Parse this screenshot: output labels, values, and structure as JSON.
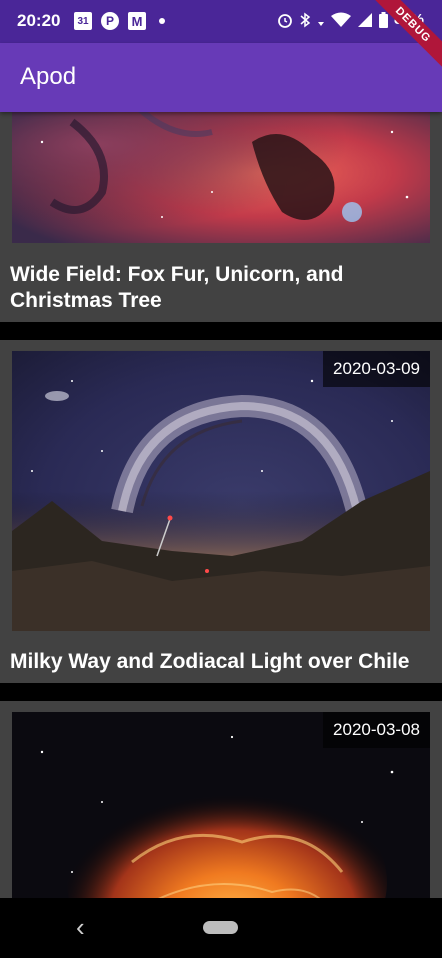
{
  "status_bar": {
    "time": "20:20",
    "calendar_day": "31",
    "battery": "83%"
  },
  "debug_banner": "DEBUG",
  "app_bar": {
    "title": "Apod"
  },
  "cards": [
    {
      "title": "Wide Field: Fox Fur, Unicorn, and Christmas Tree",
      "date": "",
      "image_subject": "red emission nebula field"
    },
    {
      "title": "Milky Way and Zodiacal Light over Chile",
      "date": "2020-03-09",
      "image_subject": "milky way arch over volcanic landscape"
    },
    {
      "title": "",
      "date": "2020-03-08",
      "image_subject": "orange crab nebula"
    }
  ],
  "nav": {
    "back_icon": "chevron-left-icon",
    "home_icon": "home-pill-icon"
  },
  "colors": {
    "status_bar": "#4a2698",
    "app_bar": "#673ab7",
    "card_bg": "#424242",
    "list_bg": "#000000"
  }
}
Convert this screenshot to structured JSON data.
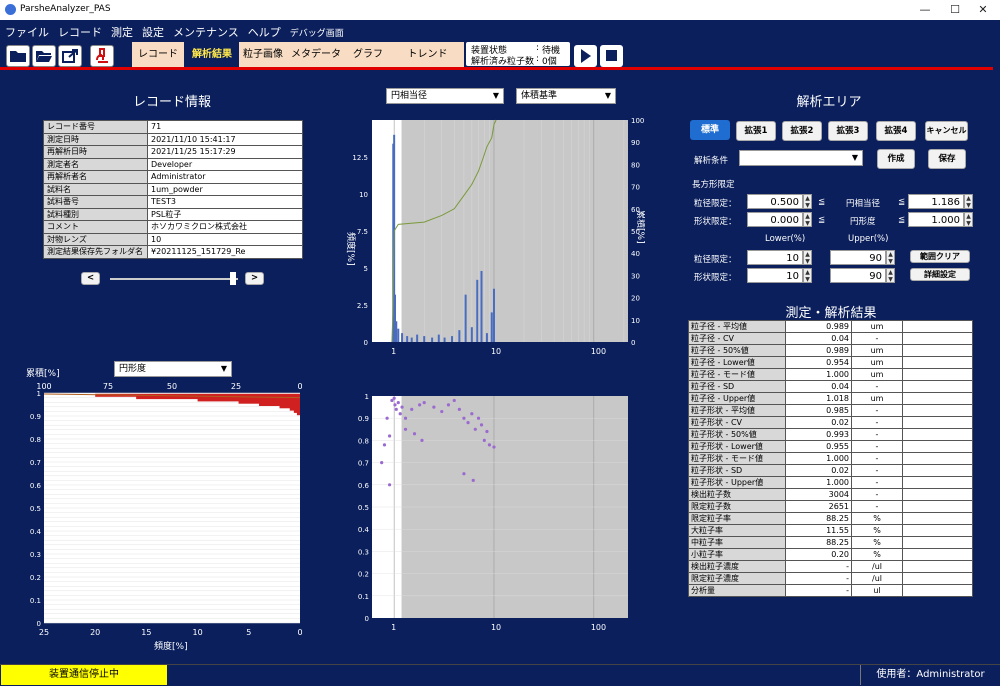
┄┄┄┄┄┄┄┄┄┄┄┄┄┄┄┄┄┄┄┄
▶ **Aim of the exercise**
Write out all the entries word for word, but skip any images.

▶ **Solution for this problem**
Parse this screenshot: output labels, values, and structure as JSON.
{
  "status_bar": {
    "time": "20:20",
    "calendar_day": "31",
    "battery": "83%"
  },
  "debug_banner": "DEBUG",
  "app_bar": {
    "title": "Apod"
  },
  "cards": [
    {
      "title": "Wide Field: Fox Fur, Unicorn, and Christmas Tree",
      "date": "",
      "image_subject": "red emission nebula field"
    },
    {
      "title": "Milky Way and Zodiacal Light over Chile",
      "date": "2020-03-09",
      "image_subject": "milky way arch over volcanic landscape"
    },
    {
      "title": "",
      "date": "2020-03-08",
      "image_subject": "orange crab nebula"
    }
  ],
  "nav": {
    "back_icon": "chevron-left-icon",
    "home_icon": "home-pill-icon"
  },
  "colors": {
    "status_bar": "#4a2698",
    "app_bar": "#673ab7",
    "card_bg": "#424242",
    "list_bg": "#000000"
  }
}
Convert this screenshot to structured JSON data.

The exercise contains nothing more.